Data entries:

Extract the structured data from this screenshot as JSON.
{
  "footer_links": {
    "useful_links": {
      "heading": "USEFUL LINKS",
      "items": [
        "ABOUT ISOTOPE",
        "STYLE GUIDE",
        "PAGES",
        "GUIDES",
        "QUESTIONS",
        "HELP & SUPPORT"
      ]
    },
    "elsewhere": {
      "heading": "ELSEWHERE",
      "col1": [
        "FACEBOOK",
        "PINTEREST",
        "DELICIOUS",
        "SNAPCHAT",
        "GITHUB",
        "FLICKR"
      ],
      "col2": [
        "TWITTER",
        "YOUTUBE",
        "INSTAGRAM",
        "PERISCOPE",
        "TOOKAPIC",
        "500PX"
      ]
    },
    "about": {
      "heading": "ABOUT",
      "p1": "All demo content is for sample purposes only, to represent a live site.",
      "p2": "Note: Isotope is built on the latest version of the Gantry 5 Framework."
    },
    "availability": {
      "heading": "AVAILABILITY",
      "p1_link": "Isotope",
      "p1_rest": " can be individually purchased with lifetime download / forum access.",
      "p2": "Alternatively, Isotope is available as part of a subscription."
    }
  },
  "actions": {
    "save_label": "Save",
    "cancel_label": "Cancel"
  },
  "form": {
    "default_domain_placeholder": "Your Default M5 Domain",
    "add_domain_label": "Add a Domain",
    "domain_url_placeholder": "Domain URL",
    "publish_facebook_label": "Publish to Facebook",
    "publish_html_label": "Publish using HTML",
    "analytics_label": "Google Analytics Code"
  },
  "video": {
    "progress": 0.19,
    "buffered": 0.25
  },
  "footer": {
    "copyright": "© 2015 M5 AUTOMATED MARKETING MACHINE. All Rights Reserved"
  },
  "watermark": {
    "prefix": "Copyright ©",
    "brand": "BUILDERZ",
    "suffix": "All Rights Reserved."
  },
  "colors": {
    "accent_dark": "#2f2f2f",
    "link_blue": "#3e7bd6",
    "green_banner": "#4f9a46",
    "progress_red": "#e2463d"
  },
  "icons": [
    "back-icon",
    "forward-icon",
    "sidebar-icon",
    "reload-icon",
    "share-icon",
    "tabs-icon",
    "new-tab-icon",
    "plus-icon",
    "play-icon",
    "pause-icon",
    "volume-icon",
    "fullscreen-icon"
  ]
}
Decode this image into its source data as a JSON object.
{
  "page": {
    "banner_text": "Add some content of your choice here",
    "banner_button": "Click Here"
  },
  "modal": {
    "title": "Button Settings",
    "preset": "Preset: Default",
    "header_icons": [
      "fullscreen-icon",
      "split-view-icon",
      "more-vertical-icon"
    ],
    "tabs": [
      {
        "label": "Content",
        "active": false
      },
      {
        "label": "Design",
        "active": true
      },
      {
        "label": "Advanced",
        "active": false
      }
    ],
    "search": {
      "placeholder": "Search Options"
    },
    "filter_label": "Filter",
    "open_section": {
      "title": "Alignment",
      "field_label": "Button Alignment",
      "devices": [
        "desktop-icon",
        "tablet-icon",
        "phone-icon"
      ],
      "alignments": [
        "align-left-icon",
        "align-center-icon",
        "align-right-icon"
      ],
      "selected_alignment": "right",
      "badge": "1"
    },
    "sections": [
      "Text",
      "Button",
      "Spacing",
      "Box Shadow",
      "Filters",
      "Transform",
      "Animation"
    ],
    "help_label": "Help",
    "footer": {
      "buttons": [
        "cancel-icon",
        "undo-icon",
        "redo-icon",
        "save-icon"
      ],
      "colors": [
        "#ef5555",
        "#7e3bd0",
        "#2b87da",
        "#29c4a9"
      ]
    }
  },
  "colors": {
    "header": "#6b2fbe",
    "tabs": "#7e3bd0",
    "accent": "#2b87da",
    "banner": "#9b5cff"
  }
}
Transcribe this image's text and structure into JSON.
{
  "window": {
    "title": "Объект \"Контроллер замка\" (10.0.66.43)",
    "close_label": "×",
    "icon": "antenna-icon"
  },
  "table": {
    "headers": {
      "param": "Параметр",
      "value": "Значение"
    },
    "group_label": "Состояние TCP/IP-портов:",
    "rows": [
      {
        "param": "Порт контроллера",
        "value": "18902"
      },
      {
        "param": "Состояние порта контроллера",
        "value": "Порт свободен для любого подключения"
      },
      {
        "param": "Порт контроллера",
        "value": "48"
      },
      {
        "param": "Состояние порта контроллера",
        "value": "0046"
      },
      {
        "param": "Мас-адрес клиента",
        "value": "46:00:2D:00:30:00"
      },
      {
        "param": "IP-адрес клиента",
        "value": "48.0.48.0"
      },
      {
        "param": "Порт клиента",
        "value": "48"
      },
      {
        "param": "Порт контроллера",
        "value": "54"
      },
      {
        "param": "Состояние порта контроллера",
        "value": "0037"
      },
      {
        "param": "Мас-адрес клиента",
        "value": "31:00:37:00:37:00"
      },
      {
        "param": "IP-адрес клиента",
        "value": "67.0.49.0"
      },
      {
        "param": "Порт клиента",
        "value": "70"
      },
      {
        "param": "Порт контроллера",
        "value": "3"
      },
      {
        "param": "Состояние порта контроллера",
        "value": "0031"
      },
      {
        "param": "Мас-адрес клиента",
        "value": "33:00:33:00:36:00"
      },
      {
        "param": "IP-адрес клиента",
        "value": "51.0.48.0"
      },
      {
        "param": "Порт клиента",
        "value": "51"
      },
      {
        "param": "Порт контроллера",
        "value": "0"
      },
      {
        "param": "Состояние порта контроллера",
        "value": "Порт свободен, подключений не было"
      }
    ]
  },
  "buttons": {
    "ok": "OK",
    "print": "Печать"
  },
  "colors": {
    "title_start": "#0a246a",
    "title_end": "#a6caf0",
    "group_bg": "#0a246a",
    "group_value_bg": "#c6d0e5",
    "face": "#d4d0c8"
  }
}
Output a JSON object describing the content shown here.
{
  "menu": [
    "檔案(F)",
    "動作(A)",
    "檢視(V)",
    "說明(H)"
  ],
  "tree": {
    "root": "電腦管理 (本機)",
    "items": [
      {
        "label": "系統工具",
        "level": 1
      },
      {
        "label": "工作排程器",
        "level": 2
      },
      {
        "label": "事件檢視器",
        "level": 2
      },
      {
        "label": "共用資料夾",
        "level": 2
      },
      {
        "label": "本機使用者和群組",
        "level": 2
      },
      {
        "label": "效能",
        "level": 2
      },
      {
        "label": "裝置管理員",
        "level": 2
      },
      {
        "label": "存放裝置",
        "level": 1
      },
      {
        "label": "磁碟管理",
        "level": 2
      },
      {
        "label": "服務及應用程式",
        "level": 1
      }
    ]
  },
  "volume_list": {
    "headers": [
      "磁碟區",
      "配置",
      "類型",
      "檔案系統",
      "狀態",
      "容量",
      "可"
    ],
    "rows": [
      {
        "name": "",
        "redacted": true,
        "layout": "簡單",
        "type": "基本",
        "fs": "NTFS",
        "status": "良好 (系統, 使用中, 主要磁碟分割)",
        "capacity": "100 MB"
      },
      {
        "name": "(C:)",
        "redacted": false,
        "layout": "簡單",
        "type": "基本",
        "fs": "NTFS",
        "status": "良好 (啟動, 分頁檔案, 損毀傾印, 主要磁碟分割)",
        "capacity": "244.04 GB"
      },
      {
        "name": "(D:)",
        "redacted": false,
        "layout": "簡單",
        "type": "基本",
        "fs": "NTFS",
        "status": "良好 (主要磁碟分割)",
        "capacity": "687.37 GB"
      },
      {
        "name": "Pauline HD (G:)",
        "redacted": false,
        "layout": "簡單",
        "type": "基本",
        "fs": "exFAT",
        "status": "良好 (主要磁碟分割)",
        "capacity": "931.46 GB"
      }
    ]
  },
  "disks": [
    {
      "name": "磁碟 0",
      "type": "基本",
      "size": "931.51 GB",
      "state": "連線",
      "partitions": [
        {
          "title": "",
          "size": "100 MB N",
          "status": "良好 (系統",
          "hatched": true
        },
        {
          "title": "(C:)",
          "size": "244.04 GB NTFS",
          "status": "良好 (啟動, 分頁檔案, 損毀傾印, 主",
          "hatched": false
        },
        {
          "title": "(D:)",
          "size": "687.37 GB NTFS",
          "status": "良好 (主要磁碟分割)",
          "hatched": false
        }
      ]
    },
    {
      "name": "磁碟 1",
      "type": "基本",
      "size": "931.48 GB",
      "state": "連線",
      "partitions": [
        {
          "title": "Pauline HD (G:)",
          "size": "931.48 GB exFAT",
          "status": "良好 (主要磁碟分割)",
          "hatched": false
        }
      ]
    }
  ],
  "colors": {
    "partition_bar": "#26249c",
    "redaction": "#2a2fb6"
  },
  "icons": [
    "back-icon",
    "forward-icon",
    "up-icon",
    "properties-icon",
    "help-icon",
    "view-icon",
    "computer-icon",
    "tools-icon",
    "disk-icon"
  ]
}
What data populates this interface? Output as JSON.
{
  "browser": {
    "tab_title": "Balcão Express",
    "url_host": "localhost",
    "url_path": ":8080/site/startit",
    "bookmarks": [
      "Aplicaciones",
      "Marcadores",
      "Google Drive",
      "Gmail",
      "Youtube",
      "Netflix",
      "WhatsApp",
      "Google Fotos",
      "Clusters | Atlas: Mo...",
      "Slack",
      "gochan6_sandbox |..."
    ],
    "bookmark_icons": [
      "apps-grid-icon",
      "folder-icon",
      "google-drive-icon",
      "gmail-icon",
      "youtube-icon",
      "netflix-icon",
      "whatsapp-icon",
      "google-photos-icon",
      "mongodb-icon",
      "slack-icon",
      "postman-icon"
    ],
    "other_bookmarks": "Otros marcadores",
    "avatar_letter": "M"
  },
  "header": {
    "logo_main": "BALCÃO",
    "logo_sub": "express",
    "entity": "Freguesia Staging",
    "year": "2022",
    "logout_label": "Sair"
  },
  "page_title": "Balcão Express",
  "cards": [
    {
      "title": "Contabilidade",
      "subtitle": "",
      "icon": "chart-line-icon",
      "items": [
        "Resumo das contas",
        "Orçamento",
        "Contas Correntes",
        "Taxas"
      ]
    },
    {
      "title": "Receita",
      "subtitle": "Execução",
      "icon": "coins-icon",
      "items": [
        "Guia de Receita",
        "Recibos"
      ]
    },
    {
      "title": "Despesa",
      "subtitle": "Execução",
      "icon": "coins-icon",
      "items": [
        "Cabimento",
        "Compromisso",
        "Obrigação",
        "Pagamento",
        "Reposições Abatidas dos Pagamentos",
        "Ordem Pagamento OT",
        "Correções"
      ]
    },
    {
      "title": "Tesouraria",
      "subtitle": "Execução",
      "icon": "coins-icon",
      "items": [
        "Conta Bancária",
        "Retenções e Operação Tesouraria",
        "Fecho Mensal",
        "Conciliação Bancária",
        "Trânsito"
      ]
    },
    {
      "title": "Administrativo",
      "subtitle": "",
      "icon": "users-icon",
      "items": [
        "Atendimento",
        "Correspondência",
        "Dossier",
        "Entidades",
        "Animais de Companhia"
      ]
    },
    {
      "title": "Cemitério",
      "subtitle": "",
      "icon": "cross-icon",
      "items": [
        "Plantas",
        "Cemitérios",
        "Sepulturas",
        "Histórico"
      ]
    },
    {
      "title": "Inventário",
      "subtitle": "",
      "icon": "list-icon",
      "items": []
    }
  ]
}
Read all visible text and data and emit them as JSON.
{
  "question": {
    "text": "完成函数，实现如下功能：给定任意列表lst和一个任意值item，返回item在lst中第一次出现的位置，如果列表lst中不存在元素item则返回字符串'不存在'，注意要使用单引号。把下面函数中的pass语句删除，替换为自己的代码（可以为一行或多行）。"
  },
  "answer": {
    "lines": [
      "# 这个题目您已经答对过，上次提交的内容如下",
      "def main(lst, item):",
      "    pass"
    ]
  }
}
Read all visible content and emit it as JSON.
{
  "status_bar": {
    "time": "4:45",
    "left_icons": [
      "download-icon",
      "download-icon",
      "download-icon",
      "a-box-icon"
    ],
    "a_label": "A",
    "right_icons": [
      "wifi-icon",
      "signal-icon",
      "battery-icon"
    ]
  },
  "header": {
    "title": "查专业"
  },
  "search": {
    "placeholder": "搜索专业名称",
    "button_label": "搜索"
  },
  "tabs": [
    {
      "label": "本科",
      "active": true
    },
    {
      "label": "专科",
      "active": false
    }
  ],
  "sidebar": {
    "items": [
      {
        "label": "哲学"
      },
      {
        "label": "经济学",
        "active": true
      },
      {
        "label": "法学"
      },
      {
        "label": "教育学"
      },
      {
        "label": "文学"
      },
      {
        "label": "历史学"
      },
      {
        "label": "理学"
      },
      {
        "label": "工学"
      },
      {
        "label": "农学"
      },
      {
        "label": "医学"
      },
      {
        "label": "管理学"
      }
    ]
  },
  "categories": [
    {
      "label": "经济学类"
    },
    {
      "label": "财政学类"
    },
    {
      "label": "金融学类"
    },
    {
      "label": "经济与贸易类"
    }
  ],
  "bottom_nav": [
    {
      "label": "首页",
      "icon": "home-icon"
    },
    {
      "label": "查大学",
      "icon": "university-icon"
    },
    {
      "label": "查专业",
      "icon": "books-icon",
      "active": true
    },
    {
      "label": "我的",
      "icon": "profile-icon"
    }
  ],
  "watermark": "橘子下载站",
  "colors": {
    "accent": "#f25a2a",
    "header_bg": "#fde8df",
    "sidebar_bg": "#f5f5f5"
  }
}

> Job
Scan the material above. Extract every line in which the word "object" occurs.

> Right answer
Decode this image into its source data as a JSON object.
Output a JSON object describing the content shown here.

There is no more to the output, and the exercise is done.